What the exercise asks
Update the lines of the material beginning at the one that has "chart-window-title: chart_yolov3_training.png (31, 9, 169, 23)" and stopping after the one that has "y-tick-label: 8.0 (35, 601, 60, 617)": swap "console-line" for "terminal-line" and leave everything else unchanged.

Stored data entries:

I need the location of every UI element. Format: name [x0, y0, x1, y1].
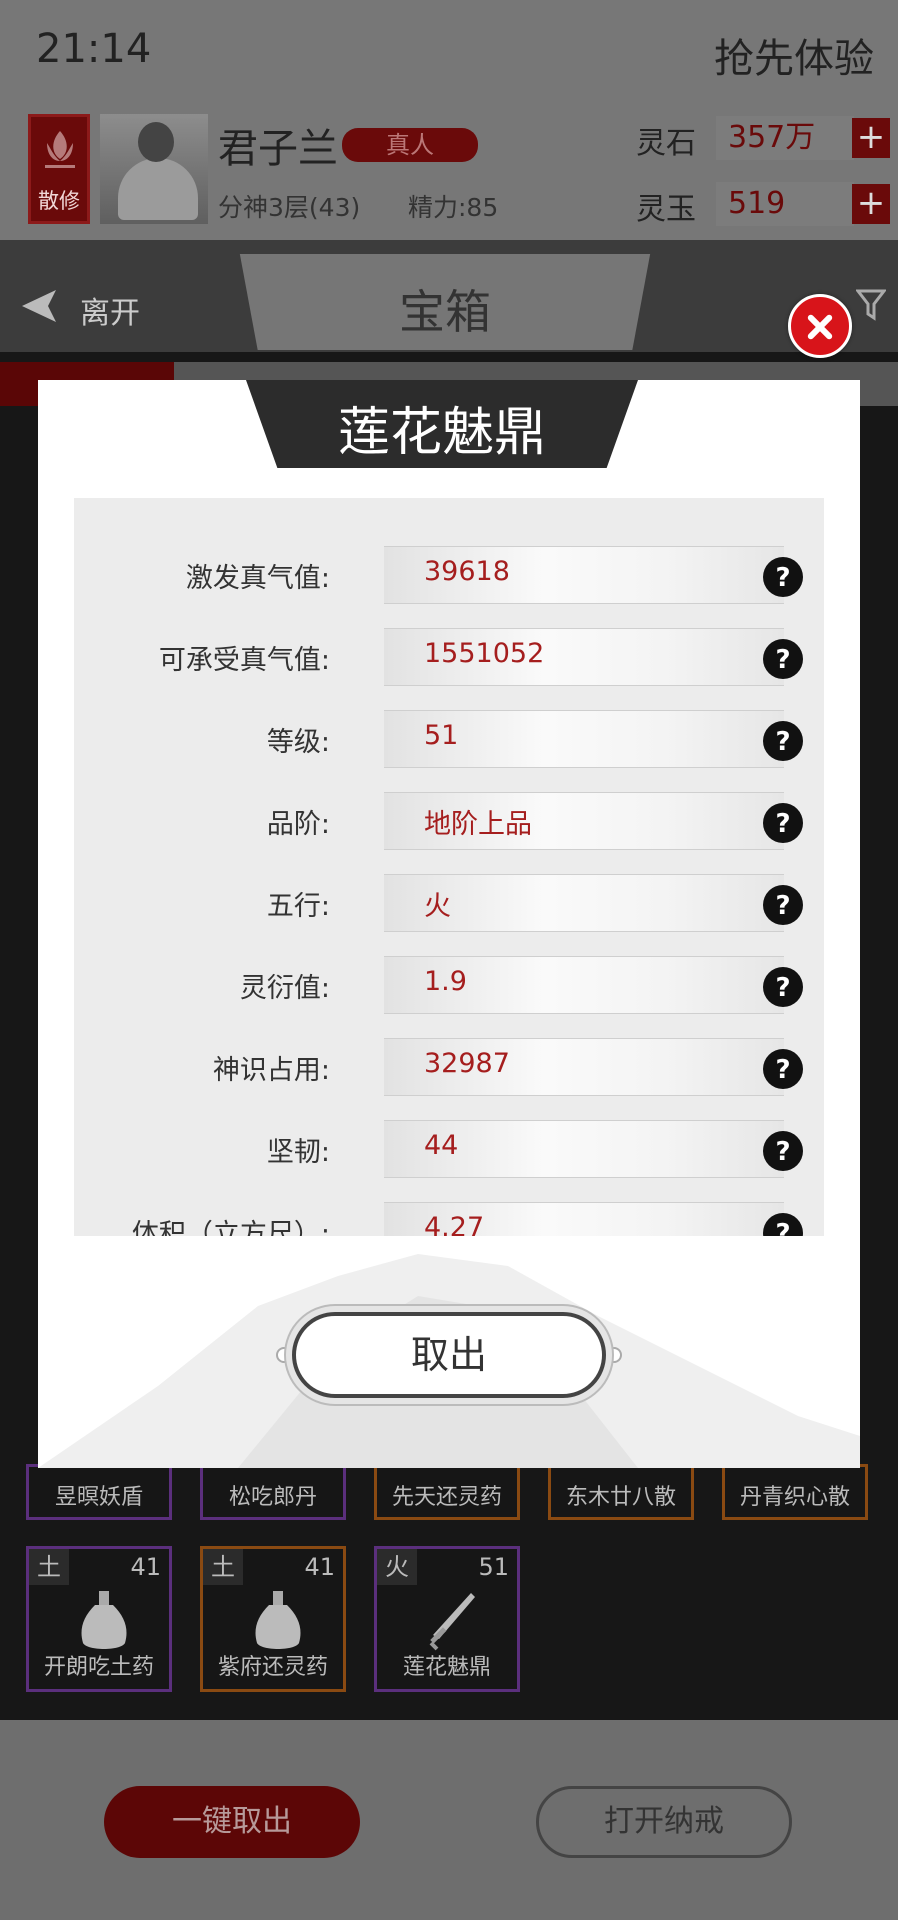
list-item[interactable]: 土 41 紫府还灵药	[200, 1546, 346, 1692]
button-ornament	[276, 1347, 292, 1363]
list-item[interactable]: 土 41 开朗吃土药	[26, 1546, 172, 1692]
back-arrow-icon[interactable]	[18, 286, 60, 326]
filter-icon[interactable]	[856, 288, 886, 322]
svg-text:?: ?	[775, 645, 790, 675]
help-icon[interactable]: ?	[762, 1130, 804, 1172]
stat-row: 可承受真气值: 1551052 ?	[74, 616, 824, 698]
stat-key: 激发真气值:	[185, 563, 330, 594]
list-item[interactable]: 松吃郎丹	[200, 1464, 346, 1520]
tile-element: 土	[29, 1549, 69, 1585]
player-energy: 精力:85	[408, 193, 499, 222]
stat-value: 地阶上品	[424, 809, 532, 840]
stat-row: 品阶: 地阶上品 ?	[74, 780, 824, 862]
page-title: 宝箱	[399, 285, 491, 339]
tile-name: 开朗吃土药	[43, 1655, 154, 1680]
stat-row: 神识占用: 32987 ?	[74, 1026, 824, 1108]
tile-level: 41	[304, 1553, 335, 1581]
svg-text:?: ?	[775, 727, 790, 757]
svg-text:?: ?	[775, 973, 790, 1003]
tile-name: 松吃郎丹	[228, 1485, 317, 1510]
stat-key: 灵衍值:	[239, 973, 330, 1004]
tile-level: 51	[478, 1553, 509, 1581]
tile-level: 41	[130, 1553, 161, 1581]
add-spirit-jade-button[interactable]: +	[852, 184, 890, 224]
list-item[interactable]: 先天还灵药	[374, 1464, 520, 1520]
list-item[interactable]: 火 51 莲花魅鼎	[374, 1546, 520, 1692]
tile-element: 火	[377, 1549, 417, 1585]
help-icon[interactable]: ?	[762, 802, 804, 844]
stat-value: 4.27	[424, 1212, 485, 1236]
player-name: 君子兰	[218, 126, 338, 172]
close-icon[interactable]	[788, 294, 852, 358]
potion-bottle-icon	[81, 1591, 127, 1649]
tile-name: 先天还灵药	[391, 1485, 502, 1510]
stat-value: 44	[424, 1130, 459, 1161]
svg-text:?: ?	[775, 563, 790, 593]
list-item[interactable]: 昱暝妖盾	[26, 1464, 172, 1520]
svg-text:?: ?	[775, 1055, 790, 1085]
stat-value: 32987	[424, 1048, 510, 1079]
help-icon[interactable]: ?	[762, 556, 804, 598]
sect-badge: 散修	[28, 114, 90, 224]
stat-value: 1.9	[424, 966, 467, 997]
svg-text:?: ?	[775, 1219, 790, 1236]
open-ring-button[interactable]: 打开纳戒	[536, 1786, 792, 1858]
stat-row: 五行: 火 ?	[74, 862, 824, 944]
stat-key: 等级:	[266, 727, 330, 758]
help-icon[interactable]: ?	[762, 1048, 804, 1090]
stat-key: 品阶:	[266, 809, 330, 840]
take-out-button[interactable]: 取出	[292, 1312, 606, 1398]
player-realm: 分神3层(43)	[218, 193, 361, 222]
sect-label: 散修	[38, 189, 80, 213]
svg-text:?: ?	[775, 891, 790, 921]
stat-row: 灵衍值: 1.9 ?	[74, 944, 824, 1026]
tile-name: 莲花魅鼎	[402, 1655, 491, 1680]
tile-name: 东木廿八散	[565, 1485, 676, 1510]
tile-name: 丹青织心散	[739, 1485, 850, 1510]
stat-value: 火	[424, 891, 451, 922]
help-icon[interactable]: ?	[762, 966, 804, 1008]
help-icon[interactable]: ?	[762, 720, 804, 762]
stat-key: 可承受真气值:	[158, 645, 330, 676]
avatar[interactable]	[100, 114, 208, 224]
stat-value: 39618	[424, 556, 510, 587]
stats-panel: 激发真气值: 39618 ? 可承受真气值: 1551052 ? 等级: 51 …	[74, 498, 824, 1236]
stat-row: 激发真气值: 39618 ?	[74, 534, 824, 616]
spirit-stone-label: 灵石	[636, 126, 696, 161]
spirit-stone-value: 357万	[716, 116, 854, 160]
back-button[interactable]: 离开	[80, 288, 140, 332]
stat-key: 神识占用:	[212, 1055, 330, 1086]
stat-value: 1551052	[424, 638, 545, 669]
svg-text:?: ?	[775, 809, 790, 839]
stat-value: 51	[424, 720, 459, 751]
stat-key: 体积（立方尺）:	[131, 1219, 330, 1236]
stat-key: 坚韧:	[266, 1137, 330, 1168]
svg-text:?: ?	[775, 1137, 790, 1167]
tile-name: 紫府还灵药	[217, 1655, 328, 1680]
add-spirit-stone-button[interactable]: +	[852, 118, 890, 158]
sword-icon	[429, 1593, 475, 1651]
take-all-button[interactable]: 一键取出	[104, 1786, 360, 1858]
help-icon[interactable]: ?	[762, 884, 804, 926]
stat-row: 坚韧: 44 ?	[74, 1108, 824, 1190]
help-icon[interactable]: ?	[762, 1212, 804, 1236]
dialog-title: 莲花魅鼎	[337, 403, 546, 463]
lotus-emblem-icon	[45, 131, 75, 168]
help-icon[interactable]: ?	[762, 638, 804, 680]
stat-row: 体积（立方尺）: 4.27 ?	[74, 1190, 824, 1236]
button-ornament	[606, 1347, 622, 1363]
stat-row: 等级: 51 ?	[74, 698, 824, 780]
status-time: 21:14	[36, 26, 152, 72]
spirit-jade-label: 灵玉	[636, 192, 696, 227]
player-tag-badge: 真人	[342, 128, 478, 162]
tile-element: 土	[203, 1549, 243, 1585]
promo-label[interactable]: 抢先体验	[714, 26, 874, 84]
potion-bottle-icon	[255, 1591, 301, 1649]
list-item[interactable]: 丹青织心散	[722, 1464, 868, 1520]
stat-key: 五行:	[266, 891, 330, 922]
spirit-jade-value: 519	[716, 182, 854, 226]
tile-name: 昱暝妖盾	[54, 1485, 143, 1510]
list-item[interactable]: 东木廿八散	[548, 1464, 694, 1520]
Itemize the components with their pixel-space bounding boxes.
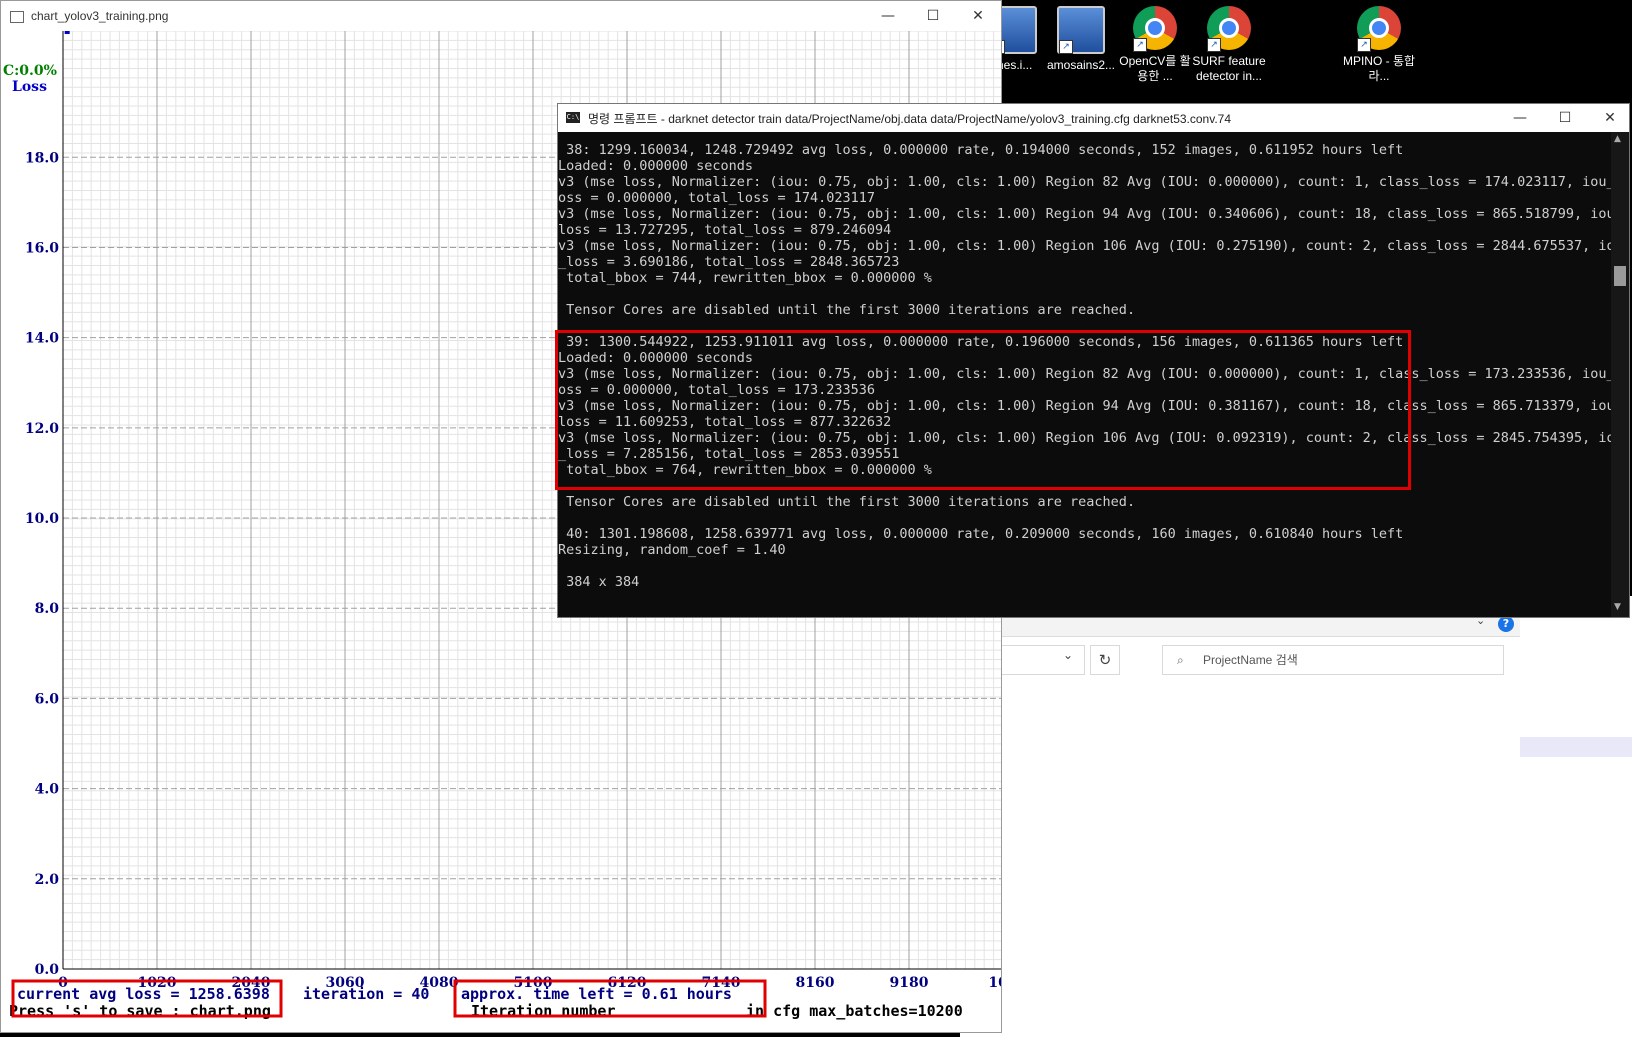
chart-window-title: chart_yolov3_training.png (31, 9, 169, 23)
minimize-button[interactable]: — (1505, 107, 1535, 129)
console-line: total_bbox = 744, rewritten_bbox = 0.000… (558, 270, 932, 286)
console-line: loss = 13.727295, total_loss = 879.24609… (558, 222, 892, 238)
selected-row (1520, 737, 1632, 757)
loss-point (64, 31, 70, 34)
desktop-shortcut[interactable]: ↗ SURF feature detector in... (1192, 6, 1266, 84)
chevron-down-icon[interactable]: ⌄ (1063, 648, 1073, 662)
console-line: v3 (mse loss, Normalizer: (iou: 0.75, ob… (558, 206, 1611, 222)
y-tick-label: 2.0 (35, 872, 60, 888)
refresh-button[interactable]: ↻ (1090, 645, 1120, 675)
scroll-down-icon[interactable]: ▼ (1614, 602, 1621, 612)
search-icon: ⌕ (1177, 653, 1184, 667)
chrome-icon: ↗ (1207, 6, 1251, 52)
max-batches-text: in cfg max_batches=10200 (746, 1002, 963, 1020)
console-app-icon: C:\ (566, 112, 580, 123)
desktop-shortcut[interactable]: ↗ OpenCV를 활용한 ... (1118, 6, 1192, 84)
search-placeholder: ProjectName 검색 (1203, 653, 1298, 667)
console-line: Resizing, random_coef = 1.40 (558, 542, 786, 558)
chart-series (64, 31, 70, 34)
x-tick-label: 9180 (890, 975, 929, 991)
legend-accuracy-label: C:0.0% (3, 63, 57, 79)
console-line: 384 x 384 (558, 574, 640, 590)
close-button[interactable]: ✕ (963, 5, 993, 27)
y-tick-label: 16.0 (25, 240, 59, 256)
y-tick-label: 10.0 (25, 511, 59, 527)
file-explorer-window: ⌄ ? ⌄ ↻ ⌕ ProjectName 검색 (960, 596, 1520, 1037)
console-line: Loaded: 0.000000 seconds (558, 158, 754, 174)
y-tick-label: 8.0 (35, 601, 60, 617)
console-line: v3 (mse loss, Normalizer: (iou: 0.75, ob… (558, 238, 1611, 254)
time-left-text: approx. time left = 0.61 hours (461, 985, 732, 1003)
scrollbar-thumb[interactable] (1614, 266, 1626, 286)
desktop-shortcut-label: SURF feature detector in... (1192, 54, 1266, 83)
legend-loss-label: Loss (12, 79, 47, 95)
background-window (1520, 596, 1632, 1037)
command-prompt-window[interactable]: C:\ 명령 프롬프트 - darknet detector train dat… (555, 103, 1630, 618)
desktop-shortcut-label: OpenCV를 활용한 ... (1119, 54, 1191, 83)
console-line: oss = 0.000000, total_loss = 174.023117 (558, 190, 875, 206)
chart-window-titlebar[interactable]: chart_yolov3_training.png — ☐ ✕ (1, 1, 1001, 31)
console-title: 명령 프롬프트 - darknet detector train data/Pr… (588, 112, 1232, 126)
y-tick-label: 4.0 (35, 782, 60, 798)
console-titlebar[interactable]: C:\ 명령 프롬프트 - darknet detector train dat… (558, 104, 1629, 132)
minimize-button[interactable]: — (873, 5, 903, 27)
console-scrollbar[interactable]: ▲ ▼ (1611, 132, 1629, 617)
search-input[interactable]: ⌕ ProjectName 검색 (1162, 645, 1504, 675)
y-tick-label: 14.0 (25, 331, 59, 347)
highlight-box (555, 330, 1411, 490)
x-tick-label: 8160 (796, 975, 835, 991)
desktop-shortcut-label: amosains2... (1046, 58, 1116, 72)
window-app-icon (10, 11, 24, 23)
console-line: _loss = 3.690186, total_loss = 2848.3657… (558, 254, 900, 270)
chart-legend: C:0.0%Loss (3, 63, 57, 95)
y-tick-label: 6.0 (35, 691, 60, 707)
maximize-button[interactable]: ☐ (918, 5, 948, 27)
x-tick-label: 102 (988, 975, 1001, 991)
y-tick-label: 12.0 (25, 421, 59, 437)
desktop-shortcut[interactable]: ↗ MPINO - 통합 라... (1342, 6, 1416, 84)
chrome-icon: ↗ (1357, 6, 1401, 52)
desktop-shortcut[interactable]: ↗ amosains2... (1044, 6, 1118, 73)
console-line: 40: 1301.198608, 1258.639771 avg loss, 0… (558, 526, 1404, 542)
current-avg-loss-text: current avg loss = 1258.6398 (17, 985, 270, 1003)
console-line: Tensor Cores are disabled until the firs… (558, 302, 1136, 318)
console-line: v3 (mse loss, Normalizer: (iou: 0.75, ob… (558, 174, 1611, 190)
y-tick-label: 0.0 (35, 962, 60, 978)
console-line: 38: 1299.160034, 1248.729492 avg loss, 0… (558, 142, 1404, 158)
close-button[interactable]: ✕ (1595, 107, 1625, 129)
maximize-button[interactable]: ☐ (1550, 107, 1580, 129)
console-line: Tensor Cores are disabled until the firs… (558, 494, 1136, 510)
scroll-up-icon[interactable]: ▲ (1614, 134, 1621, 144)
desktop-shortcut-label: MPINO - 통합 라... (1342, 54, 1416, 83)
monitor-icon: ↗ (1057, 6, 1105, 54)
y-tick-label: 18.0 (25, 150, 59, 166)
chrome-icon: ↗ (1133, 6, 1177, 52)
iteration-text: iteration = 40 (303, 985, 429, 1003)
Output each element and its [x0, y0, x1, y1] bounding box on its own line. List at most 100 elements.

Solution to this task
chart-window-title: chart_yolov3_training.png (31, 9, 169, 23)
minimize-button[interactable]: — (1505, 107, 1535, 129)
terminal-line: total_bbox = 744, rewritten_bbox = 0.000… (558, 270, 932, 286)
terminal-line: loss = 13.727295, total_loss = 879.24609… (558, 222, 892, 238)
selected-row (1520, 737, 1632, 757)
loss-point (64, 31, 70, 34)
desktop-shortcut[interactable]: ↗ SURF feature detector in... (1192, 6, 1266, 84)
chevron-down-icon[interactable]: ⌄ (1063, 648, 1073, 662)
terminal-line: v3 (mse loss, Normalizer: (iou: 0.75, ob… (558, 206, 1611, 222)
y-tick-label: 2.0 (35, 872, 60, 888)
refresh-button[interactable]: ↻ (1090, 645, 1120, 675)
scroll-down-icon[interactable]: ▼ (1614, 602, 1621, 612)
search-icon: ⌕ (1177, 653, 1184, 667)
chrome-icon: ↗ (1207, 6, 1251, 52)
max-batches-text: in cfg max_batches=10200 (746, 1002, 963, 1020)
console-app-icon: C:\ (566, 112, 580, 123)
desktop-shortcut[interactable]: ↗ OpenCV를 활용한 ... (1118, 6, 1192, 84)
search-placeholder: ProjectName 검색 (1203, 653, 1298, 667)
terminal-line: Resizing, random_coef = 1.40 (558, 542, 786, 558)
chart-series (64, 31, 70, 34)
x-tick-label: 9180 (890, 975, 929, 991)
legend-accuracy-label: C:0.0% (3, 63, 57, 79)
terminal-line: 384 x 384 (558, 574, 640, 590)
close-button[interactable]: ✕ (963, 5, 993, 27)
y-tick-label: 16.0 (25, 240, 59, 256)
y-tick-label: 10.0 (25, 511, 59, 527)
file-explorer-window: ⌄ ? ⌄ ↻ ⌕ ProjectName 검색 (960, 596, 1520, 1037)
terminal-line: Loaded: 0.000000 seconds (558, 158, 754, 174)
y-tick-label: 8.0 (35, 601, 60, 617)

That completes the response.